## WHAT IS EXPECTED:
Say how many lines of the listing below contain "ylabel", giving the number and nothing else.

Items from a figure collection
• • • • • • •

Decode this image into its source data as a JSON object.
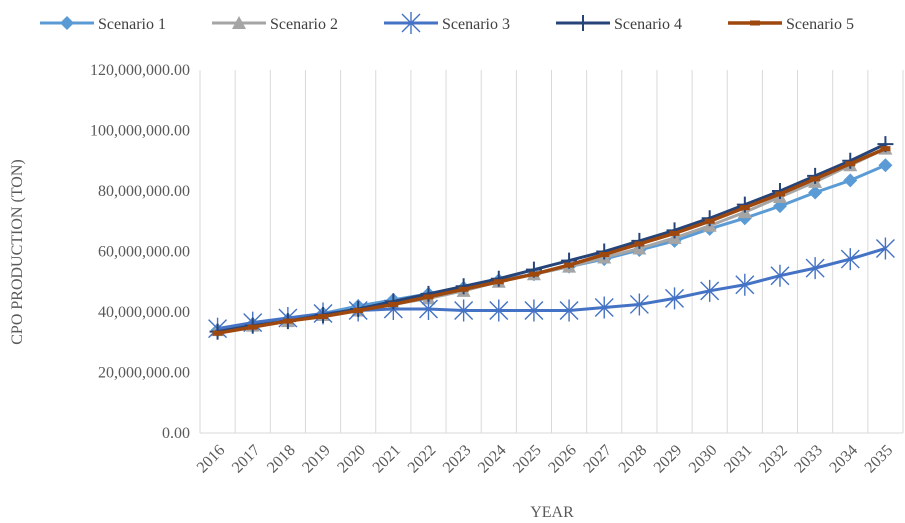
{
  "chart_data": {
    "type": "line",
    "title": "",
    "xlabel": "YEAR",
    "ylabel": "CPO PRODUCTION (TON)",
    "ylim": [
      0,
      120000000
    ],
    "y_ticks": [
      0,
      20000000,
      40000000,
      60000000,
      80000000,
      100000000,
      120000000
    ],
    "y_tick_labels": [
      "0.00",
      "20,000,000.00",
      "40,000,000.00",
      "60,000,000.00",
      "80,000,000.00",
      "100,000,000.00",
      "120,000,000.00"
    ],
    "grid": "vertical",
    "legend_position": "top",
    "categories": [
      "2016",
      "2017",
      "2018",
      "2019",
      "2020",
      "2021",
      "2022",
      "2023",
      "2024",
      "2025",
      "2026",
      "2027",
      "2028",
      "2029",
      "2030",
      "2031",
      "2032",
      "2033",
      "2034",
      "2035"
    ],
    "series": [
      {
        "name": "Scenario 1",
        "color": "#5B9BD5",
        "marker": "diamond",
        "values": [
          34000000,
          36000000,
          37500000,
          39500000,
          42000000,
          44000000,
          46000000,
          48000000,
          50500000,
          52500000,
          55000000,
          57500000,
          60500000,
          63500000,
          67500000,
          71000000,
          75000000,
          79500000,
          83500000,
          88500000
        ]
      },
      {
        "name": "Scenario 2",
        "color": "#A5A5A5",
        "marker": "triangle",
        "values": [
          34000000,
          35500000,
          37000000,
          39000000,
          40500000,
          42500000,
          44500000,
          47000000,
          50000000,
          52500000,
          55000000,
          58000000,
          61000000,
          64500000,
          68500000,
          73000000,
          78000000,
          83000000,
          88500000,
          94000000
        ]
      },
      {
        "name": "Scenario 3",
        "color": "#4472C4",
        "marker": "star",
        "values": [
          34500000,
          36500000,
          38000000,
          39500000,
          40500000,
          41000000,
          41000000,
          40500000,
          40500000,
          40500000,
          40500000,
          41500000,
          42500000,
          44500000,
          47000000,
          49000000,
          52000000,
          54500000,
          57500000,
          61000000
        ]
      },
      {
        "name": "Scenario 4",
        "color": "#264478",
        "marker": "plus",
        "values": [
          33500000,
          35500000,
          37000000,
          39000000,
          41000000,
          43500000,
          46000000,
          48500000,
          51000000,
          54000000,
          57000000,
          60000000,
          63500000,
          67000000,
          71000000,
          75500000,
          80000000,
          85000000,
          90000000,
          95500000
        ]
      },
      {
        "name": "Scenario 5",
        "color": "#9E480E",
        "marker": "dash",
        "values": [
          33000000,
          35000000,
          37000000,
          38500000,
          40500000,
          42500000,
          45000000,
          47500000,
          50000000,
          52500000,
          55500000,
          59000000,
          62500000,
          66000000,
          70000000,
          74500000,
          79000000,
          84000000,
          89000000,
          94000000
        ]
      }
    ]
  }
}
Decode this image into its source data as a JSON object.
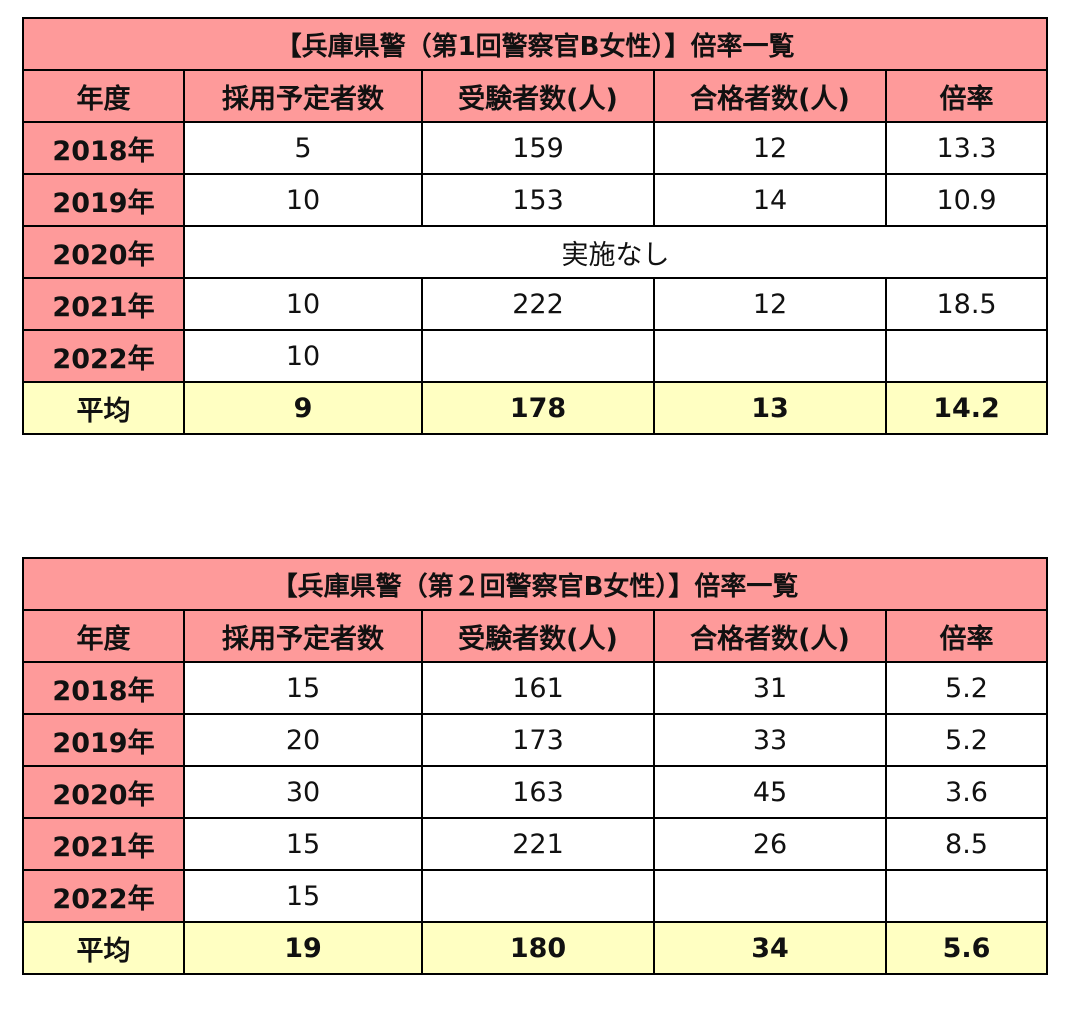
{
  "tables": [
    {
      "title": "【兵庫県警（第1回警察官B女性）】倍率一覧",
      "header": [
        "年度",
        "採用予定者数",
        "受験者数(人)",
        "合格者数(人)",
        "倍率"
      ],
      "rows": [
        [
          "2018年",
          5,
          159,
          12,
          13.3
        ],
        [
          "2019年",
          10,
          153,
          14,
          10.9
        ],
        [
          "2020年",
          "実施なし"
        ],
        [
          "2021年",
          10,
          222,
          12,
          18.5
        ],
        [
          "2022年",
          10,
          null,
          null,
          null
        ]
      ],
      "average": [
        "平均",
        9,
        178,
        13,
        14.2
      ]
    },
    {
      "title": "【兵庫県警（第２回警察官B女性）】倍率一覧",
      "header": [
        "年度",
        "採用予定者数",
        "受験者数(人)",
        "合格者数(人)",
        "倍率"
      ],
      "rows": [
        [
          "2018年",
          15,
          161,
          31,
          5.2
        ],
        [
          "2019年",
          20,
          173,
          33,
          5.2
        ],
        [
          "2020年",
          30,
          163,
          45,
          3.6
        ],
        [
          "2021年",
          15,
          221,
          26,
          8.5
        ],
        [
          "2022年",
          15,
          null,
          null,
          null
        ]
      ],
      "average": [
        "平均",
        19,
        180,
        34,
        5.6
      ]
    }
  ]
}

• • • • • • •

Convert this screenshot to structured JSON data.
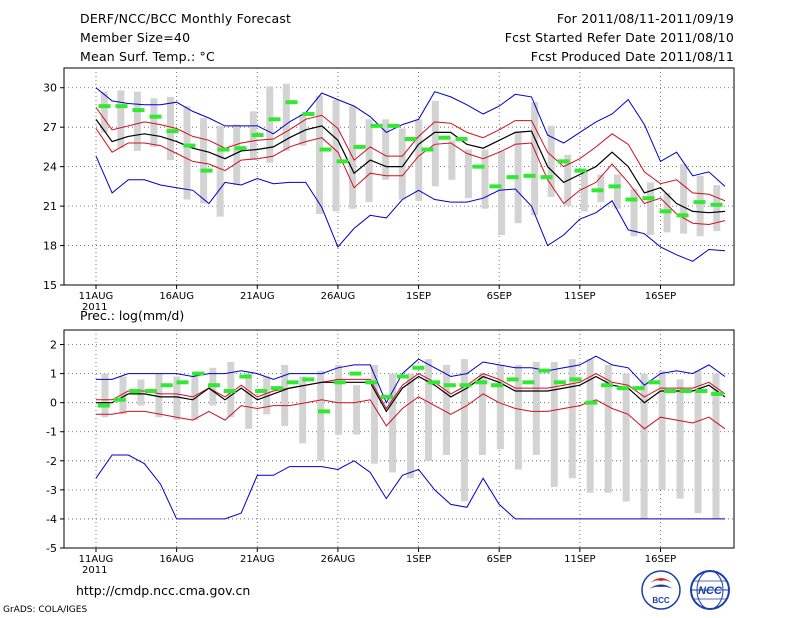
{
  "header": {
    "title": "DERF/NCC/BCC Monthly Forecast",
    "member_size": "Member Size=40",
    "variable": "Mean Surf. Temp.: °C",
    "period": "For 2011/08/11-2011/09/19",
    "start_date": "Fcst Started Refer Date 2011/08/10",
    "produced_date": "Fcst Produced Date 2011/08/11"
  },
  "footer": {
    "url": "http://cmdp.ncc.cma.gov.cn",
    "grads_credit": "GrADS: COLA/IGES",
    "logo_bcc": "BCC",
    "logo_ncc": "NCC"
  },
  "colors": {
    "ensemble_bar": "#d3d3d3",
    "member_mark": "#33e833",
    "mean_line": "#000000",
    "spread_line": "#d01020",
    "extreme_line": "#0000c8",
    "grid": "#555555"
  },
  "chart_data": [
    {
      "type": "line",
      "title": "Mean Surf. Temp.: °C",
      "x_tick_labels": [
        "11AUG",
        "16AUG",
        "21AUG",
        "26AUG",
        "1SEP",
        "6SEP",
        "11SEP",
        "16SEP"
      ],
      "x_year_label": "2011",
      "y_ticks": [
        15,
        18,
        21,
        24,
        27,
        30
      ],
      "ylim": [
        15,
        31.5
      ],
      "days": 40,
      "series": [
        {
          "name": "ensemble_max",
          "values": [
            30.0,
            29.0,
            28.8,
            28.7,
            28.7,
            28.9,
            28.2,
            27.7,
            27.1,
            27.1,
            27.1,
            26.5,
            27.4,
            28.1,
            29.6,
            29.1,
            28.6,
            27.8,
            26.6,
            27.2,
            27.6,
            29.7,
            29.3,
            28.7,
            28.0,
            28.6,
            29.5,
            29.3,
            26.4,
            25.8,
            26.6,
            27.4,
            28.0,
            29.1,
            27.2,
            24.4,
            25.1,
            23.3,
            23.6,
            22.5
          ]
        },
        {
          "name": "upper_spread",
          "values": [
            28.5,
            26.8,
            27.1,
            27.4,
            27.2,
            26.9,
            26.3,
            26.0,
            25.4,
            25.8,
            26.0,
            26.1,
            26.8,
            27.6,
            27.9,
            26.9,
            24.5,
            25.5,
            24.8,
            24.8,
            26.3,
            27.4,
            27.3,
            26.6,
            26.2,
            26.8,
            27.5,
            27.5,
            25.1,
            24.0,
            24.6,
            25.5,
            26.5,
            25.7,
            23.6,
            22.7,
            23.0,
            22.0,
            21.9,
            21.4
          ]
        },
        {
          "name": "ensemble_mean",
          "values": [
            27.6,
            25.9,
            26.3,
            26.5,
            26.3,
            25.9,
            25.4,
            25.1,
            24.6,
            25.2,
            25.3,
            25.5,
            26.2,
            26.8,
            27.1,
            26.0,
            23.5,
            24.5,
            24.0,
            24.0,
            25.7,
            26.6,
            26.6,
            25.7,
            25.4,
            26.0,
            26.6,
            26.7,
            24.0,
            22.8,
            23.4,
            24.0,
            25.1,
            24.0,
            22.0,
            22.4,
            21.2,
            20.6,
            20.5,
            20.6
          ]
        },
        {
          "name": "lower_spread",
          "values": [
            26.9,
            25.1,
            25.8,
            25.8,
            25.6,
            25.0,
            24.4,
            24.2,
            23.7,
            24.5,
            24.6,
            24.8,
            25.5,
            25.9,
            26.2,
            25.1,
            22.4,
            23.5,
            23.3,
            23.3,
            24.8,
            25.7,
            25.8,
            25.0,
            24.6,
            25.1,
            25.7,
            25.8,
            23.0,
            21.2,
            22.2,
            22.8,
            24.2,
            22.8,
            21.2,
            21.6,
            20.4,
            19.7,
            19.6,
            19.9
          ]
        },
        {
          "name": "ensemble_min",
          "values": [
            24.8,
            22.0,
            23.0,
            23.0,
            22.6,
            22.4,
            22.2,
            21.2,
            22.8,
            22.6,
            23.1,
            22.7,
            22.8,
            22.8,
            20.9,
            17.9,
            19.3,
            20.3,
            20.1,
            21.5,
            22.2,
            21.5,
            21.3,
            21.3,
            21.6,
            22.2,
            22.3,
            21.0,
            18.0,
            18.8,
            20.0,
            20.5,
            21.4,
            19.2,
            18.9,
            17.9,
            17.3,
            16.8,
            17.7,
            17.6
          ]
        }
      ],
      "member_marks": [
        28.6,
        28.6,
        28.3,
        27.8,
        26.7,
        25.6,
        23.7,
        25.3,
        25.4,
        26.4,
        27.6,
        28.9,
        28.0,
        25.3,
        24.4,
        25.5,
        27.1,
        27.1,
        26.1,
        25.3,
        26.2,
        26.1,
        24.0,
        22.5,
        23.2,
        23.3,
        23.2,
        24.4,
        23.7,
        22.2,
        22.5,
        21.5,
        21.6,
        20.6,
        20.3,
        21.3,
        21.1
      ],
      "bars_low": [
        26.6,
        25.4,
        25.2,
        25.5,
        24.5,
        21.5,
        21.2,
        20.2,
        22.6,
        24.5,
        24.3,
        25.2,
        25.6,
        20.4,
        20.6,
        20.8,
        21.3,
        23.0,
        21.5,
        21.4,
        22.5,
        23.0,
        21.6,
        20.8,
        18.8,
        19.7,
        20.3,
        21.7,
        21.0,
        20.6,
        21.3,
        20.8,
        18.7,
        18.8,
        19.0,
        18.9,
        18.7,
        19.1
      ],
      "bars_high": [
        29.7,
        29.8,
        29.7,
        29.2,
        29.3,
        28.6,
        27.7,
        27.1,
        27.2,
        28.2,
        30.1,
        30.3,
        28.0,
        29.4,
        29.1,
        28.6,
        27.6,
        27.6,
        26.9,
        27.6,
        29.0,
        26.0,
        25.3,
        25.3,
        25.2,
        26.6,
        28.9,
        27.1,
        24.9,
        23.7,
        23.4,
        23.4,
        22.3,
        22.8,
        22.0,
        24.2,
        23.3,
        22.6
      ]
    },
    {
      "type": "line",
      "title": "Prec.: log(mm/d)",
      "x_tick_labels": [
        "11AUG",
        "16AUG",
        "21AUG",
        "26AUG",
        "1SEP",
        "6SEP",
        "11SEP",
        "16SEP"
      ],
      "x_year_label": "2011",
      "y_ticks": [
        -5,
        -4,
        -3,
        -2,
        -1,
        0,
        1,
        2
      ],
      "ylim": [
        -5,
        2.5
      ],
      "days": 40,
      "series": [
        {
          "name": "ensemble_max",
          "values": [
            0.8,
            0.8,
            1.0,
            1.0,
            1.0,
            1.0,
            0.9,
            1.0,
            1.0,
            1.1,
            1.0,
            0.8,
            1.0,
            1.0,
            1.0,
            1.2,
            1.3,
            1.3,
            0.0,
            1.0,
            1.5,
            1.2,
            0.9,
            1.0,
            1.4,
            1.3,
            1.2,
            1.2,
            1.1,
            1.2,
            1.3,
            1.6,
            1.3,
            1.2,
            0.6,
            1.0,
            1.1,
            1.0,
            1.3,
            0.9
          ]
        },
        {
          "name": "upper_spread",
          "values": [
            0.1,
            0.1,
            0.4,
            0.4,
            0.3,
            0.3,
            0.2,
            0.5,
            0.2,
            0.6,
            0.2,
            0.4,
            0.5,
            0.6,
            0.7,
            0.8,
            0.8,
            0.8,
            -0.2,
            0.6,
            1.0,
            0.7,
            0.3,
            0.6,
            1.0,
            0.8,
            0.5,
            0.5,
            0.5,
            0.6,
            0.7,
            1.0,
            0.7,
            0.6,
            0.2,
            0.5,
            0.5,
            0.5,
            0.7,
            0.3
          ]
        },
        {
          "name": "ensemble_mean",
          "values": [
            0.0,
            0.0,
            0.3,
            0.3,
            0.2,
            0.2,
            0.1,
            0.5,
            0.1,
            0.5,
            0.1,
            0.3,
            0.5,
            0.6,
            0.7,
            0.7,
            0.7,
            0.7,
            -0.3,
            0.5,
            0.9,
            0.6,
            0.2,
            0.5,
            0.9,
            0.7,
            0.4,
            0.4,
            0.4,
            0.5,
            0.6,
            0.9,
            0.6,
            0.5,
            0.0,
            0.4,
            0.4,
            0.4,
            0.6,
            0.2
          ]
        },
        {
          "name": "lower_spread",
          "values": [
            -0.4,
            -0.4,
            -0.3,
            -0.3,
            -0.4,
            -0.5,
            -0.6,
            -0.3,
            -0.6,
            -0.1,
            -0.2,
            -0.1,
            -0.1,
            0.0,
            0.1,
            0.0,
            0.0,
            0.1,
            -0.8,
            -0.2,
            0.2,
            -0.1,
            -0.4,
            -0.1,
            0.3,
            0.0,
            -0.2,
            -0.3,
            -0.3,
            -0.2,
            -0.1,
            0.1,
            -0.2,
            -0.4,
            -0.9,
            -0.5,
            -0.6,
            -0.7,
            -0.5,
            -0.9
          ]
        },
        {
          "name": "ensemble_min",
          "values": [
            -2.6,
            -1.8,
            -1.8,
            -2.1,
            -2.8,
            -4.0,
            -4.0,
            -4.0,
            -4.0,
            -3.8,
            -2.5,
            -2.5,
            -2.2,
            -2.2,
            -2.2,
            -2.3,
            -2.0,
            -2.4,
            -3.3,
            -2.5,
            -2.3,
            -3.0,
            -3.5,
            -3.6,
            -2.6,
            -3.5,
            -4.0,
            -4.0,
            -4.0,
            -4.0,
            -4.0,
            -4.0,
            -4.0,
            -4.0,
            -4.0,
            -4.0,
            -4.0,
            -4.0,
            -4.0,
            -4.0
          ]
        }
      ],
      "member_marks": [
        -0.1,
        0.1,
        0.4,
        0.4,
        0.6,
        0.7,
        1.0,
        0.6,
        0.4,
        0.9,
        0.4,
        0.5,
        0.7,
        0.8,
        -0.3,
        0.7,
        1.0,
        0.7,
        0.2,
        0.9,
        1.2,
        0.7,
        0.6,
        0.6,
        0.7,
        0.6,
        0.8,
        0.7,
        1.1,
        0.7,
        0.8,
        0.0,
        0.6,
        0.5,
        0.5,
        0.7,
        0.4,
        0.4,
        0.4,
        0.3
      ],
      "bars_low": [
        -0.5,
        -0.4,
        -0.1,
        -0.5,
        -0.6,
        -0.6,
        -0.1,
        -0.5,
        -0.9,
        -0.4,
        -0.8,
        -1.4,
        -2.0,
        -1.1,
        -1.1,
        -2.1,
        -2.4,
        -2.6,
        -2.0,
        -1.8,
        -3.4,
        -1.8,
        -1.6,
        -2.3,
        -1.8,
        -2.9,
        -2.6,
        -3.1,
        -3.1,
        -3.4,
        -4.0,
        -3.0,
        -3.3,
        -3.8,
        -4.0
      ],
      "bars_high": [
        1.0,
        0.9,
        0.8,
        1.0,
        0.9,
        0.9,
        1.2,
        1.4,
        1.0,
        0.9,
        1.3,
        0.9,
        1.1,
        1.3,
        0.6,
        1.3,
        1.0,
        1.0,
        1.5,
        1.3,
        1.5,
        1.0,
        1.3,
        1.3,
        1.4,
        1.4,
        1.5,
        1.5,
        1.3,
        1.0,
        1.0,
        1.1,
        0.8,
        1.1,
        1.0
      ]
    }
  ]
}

• • • • • • •

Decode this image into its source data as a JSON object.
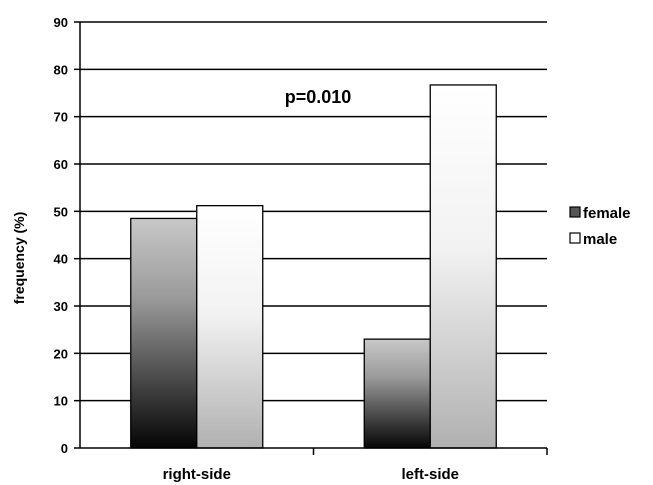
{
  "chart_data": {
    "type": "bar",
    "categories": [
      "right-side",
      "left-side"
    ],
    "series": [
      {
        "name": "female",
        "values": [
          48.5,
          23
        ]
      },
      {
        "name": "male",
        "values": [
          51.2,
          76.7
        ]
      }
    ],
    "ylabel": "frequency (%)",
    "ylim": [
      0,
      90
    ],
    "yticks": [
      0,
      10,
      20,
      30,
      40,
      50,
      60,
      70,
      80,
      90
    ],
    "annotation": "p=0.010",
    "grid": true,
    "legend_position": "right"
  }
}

• • • • • • •

## ANSWER TO THIS EXERCISE:
2